--- GIVEN INSTRUCTION ---
Please turn the lines from the one containing "Segment this screenshot: for" to the one containing "263, 1302, 299]" into a JSON list of strings, one string per line, skipping blank lines and pictures.

Start of THE RECORDS

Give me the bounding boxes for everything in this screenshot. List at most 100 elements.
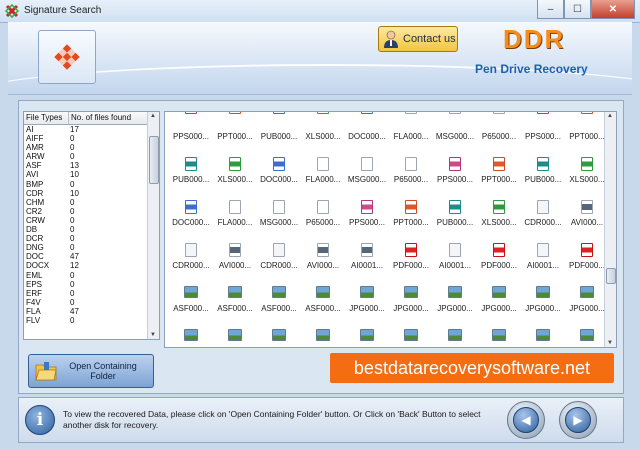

End of THE RECORDS
Start of THE RECORDS

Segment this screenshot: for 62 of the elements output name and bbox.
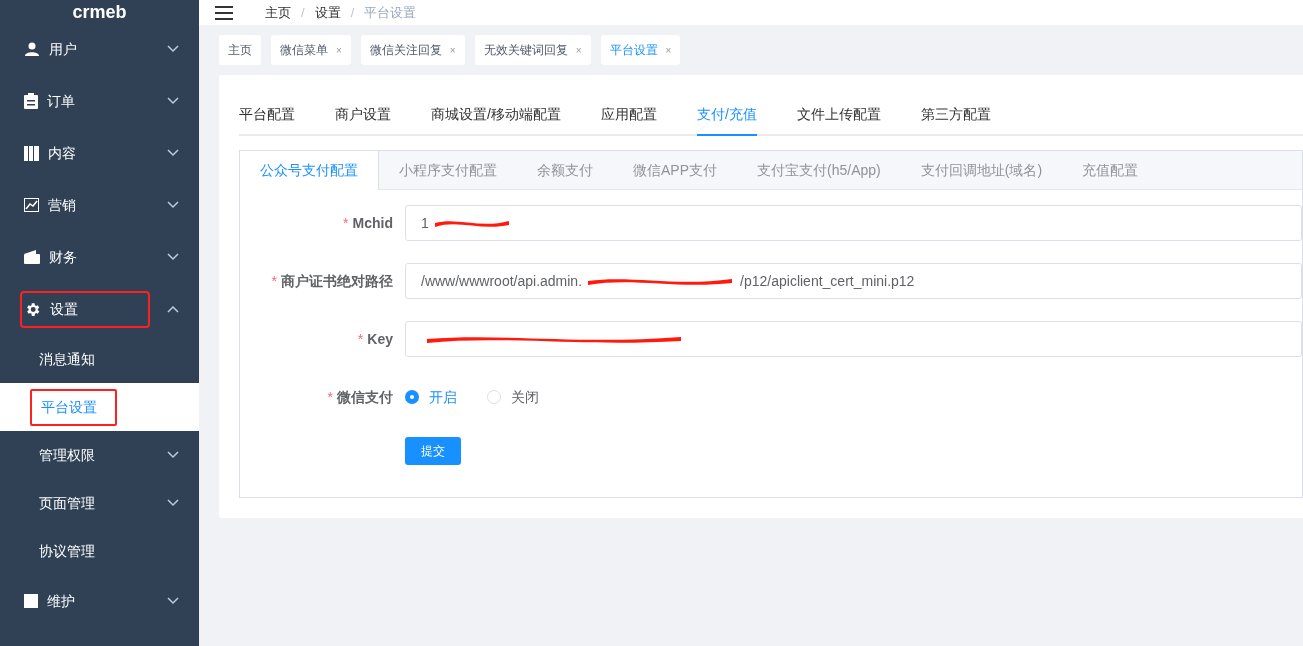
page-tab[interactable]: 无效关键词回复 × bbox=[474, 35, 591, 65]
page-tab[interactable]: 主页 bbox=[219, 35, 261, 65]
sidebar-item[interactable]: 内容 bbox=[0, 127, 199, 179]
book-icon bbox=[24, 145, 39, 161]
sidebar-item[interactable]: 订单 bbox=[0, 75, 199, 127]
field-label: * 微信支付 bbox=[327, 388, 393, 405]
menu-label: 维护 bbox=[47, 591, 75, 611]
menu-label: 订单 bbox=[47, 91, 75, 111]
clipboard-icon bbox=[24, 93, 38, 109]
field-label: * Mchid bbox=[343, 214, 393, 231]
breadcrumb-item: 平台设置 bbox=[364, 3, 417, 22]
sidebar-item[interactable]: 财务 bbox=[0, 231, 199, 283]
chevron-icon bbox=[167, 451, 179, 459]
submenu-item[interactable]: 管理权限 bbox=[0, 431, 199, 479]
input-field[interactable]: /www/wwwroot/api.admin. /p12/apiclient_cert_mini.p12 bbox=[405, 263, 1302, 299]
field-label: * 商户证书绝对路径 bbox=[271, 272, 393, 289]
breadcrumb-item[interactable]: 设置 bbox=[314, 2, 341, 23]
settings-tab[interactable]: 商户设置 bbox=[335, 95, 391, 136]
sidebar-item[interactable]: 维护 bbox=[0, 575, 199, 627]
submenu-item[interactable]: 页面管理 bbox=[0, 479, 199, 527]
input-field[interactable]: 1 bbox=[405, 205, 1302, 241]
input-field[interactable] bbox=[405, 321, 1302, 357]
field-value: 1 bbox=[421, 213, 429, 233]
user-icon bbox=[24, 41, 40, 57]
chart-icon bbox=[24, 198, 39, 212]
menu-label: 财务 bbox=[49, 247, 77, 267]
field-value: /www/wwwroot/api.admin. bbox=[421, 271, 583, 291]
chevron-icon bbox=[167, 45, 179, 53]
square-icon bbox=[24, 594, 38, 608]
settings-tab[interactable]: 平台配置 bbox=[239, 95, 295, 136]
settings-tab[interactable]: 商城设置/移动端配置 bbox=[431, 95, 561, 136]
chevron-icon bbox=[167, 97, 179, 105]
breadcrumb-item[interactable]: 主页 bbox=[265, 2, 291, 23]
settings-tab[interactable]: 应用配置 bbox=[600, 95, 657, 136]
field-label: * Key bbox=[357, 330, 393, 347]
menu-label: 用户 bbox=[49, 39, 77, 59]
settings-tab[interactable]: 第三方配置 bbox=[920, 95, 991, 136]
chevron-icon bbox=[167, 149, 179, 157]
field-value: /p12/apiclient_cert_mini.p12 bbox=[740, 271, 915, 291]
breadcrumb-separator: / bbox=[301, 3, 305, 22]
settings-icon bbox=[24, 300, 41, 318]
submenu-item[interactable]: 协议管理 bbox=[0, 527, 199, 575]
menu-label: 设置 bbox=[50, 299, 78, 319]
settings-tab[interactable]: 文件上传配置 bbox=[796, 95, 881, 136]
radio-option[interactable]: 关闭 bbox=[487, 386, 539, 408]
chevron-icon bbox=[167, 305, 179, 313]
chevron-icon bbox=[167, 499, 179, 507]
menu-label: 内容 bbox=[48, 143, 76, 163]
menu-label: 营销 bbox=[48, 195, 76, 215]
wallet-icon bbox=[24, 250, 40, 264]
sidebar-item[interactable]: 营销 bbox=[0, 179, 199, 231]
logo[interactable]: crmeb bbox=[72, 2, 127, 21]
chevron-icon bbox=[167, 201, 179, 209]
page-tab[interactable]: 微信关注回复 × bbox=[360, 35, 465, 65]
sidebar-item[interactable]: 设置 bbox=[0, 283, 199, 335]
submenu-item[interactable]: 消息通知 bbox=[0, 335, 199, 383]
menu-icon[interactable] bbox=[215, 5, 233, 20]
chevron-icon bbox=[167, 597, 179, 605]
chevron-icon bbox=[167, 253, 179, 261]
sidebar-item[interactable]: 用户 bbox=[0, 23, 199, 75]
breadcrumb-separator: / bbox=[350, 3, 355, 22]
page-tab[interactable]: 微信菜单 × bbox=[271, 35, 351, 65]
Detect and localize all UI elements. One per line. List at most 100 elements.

End of THE RECORDS

--- CORRECT RESULT ---
[
  "Segment this screenshot: for 62 of the elements output name and bbox.",
  "page-tab[interactable]: 无效关键词回复 × bbox=[474, 35, 591, 65]",
  "page-tab[interactable]: 主页 bbox=[219, 35, 261, 65]",
  "sidebar-item[interactable]: 内容 bbox=[0, 127, 199, 179]",
  "book-icon bbox=[24, 145, 39, 161]",
  "sidebar-item[interactable]: 订单 bbox=[0, 75, 199, 127]",
  "field-label: * 微信支付 bbox=[327, 388, 393, 405]",
  "menu-label: 维护 bbox=[47, 591, 75, 611]",
  "menu-label: 订单 bbox=[47, 91, 75, 111]",
  "clipboard-icon bbox=[24, 93, 38, 109]",
  "field-label: * Mchid bbox=[343, 214, 393, 231]",
  "breadcrumb-item: 平台设置 bbox=[364, 3, 417, 22]",
  "sidebar-item[interactable]: 财务 bbox=[0, 231, 199, 283]",
  "chevron-icon bbox=[167, 451, 179, 459]",
  "submenu-item[interactable]: 管理权限 bbox=[0, 431, 199, 479]",
  "input-field[interactable]: /www/wwwroot/api.admin. /p12/apiclient_cert_mini.p12 bbox=[405, 263, 1302, 299]"
]